- _MATERIAL PROVIDED_
• • • • •
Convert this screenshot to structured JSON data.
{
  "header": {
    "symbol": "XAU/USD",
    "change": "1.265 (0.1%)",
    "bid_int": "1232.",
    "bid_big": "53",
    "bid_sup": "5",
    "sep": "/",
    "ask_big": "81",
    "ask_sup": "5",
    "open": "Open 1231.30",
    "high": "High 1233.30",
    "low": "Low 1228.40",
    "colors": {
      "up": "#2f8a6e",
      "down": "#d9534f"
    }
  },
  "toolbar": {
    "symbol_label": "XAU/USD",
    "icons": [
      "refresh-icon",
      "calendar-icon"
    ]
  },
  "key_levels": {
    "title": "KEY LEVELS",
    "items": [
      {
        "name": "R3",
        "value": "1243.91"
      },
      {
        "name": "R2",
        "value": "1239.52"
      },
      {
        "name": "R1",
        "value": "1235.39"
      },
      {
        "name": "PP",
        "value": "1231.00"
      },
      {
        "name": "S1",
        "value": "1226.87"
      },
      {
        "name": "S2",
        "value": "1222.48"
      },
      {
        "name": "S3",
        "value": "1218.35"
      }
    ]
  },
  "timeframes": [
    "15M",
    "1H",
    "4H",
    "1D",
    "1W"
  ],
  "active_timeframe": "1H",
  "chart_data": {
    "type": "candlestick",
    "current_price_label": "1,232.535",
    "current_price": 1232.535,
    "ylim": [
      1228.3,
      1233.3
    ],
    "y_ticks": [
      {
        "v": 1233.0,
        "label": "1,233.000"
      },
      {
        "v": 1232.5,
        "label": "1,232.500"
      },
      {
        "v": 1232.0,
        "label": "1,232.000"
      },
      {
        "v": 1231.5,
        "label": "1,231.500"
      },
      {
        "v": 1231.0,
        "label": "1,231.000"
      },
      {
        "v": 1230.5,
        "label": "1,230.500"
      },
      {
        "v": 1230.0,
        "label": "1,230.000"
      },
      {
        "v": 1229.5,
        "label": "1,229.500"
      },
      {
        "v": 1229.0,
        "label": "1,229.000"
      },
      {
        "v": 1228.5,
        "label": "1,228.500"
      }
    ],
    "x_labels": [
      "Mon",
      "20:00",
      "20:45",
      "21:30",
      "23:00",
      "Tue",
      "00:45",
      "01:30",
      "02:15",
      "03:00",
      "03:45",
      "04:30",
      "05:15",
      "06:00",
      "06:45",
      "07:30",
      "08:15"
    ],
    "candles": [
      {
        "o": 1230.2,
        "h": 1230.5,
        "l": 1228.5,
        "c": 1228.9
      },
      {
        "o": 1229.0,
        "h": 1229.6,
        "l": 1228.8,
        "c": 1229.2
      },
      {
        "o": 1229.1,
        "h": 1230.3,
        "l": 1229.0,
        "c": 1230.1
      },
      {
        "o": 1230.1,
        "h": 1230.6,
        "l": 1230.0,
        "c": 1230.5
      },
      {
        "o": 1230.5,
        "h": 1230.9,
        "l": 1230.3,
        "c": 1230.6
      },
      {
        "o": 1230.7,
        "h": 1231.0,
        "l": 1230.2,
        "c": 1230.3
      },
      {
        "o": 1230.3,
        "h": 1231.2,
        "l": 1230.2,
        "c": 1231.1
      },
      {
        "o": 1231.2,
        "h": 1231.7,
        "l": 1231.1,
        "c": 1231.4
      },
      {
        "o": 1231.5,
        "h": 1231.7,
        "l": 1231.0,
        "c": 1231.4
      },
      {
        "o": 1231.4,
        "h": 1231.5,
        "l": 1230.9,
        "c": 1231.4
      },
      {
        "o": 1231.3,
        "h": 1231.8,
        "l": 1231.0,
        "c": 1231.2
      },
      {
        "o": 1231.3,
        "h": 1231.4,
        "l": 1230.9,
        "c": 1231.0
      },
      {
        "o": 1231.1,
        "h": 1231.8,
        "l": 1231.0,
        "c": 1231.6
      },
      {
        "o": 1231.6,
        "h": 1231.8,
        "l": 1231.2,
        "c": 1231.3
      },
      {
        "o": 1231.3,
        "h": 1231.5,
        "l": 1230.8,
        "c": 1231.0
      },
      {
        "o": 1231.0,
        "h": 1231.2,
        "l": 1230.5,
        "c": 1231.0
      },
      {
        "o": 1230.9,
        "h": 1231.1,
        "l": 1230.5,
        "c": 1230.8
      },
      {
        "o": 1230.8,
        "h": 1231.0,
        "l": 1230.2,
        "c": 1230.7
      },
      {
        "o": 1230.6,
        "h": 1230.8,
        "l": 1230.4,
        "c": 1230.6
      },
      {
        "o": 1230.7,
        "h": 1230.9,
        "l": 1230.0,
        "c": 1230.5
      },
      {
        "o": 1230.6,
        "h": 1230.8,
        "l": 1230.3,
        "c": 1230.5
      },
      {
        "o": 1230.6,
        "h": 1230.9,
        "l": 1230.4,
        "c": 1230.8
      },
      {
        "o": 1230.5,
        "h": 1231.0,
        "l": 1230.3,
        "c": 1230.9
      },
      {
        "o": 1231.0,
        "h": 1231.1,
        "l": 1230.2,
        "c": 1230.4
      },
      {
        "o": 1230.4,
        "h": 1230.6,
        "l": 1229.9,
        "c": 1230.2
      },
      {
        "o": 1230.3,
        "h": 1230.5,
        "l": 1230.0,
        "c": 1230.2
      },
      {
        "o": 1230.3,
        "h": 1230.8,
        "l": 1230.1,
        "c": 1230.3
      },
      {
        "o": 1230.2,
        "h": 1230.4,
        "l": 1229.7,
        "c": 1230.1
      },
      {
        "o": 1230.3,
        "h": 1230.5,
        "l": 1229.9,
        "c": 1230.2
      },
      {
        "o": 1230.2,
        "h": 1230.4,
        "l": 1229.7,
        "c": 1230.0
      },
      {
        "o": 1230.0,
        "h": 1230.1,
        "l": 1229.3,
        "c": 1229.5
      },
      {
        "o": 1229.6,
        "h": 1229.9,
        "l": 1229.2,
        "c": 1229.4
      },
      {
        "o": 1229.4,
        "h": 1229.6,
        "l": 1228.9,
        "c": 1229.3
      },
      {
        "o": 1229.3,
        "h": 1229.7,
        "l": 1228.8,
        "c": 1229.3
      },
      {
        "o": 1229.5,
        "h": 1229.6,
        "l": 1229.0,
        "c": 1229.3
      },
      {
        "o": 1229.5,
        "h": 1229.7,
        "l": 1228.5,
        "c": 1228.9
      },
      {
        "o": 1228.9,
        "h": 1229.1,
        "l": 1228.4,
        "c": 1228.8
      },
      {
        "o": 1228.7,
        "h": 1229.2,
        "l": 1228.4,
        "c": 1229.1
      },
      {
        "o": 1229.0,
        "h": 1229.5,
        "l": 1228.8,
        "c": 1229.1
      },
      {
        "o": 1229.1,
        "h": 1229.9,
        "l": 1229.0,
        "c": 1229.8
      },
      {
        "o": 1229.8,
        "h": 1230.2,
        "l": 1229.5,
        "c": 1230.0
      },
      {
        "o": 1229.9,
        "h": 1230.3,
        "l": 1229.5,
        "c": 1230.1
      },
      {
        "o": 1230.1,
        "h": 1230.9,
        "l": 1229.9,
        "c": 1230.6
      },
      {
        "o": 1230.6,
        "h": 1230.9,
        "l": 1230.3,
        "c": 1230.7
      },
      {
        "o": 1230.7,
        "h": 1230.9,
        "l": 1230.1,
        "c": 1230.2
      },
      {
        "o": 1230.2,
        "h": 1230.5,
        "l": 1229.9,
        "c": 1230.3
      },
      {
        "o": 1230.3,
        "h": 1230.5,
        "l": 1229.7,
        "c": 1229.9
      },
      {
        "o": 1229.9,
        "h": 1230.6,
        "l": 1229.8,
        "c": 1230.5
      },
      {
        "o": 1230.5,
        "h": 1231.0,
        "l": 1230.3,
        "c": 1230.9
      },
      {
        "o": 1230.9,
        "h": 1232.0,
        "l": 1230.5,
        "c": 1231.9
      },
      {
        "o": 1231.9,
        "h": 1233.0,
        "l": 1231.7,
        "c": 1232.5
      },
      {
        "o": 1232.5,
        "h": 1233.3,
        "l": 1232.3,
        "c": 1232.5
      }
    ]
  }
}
• • • • •
- _WHAT THE TASK REQUIRES_
Scan the listing above. Collect all lines with the word "name".

- _RESPONSE_
        "name": "R3",
        "name": "R2",
        "name": "R1",
        "name": "PP",
        "name": "S1",
        "name": "S2",
        "name": "S3",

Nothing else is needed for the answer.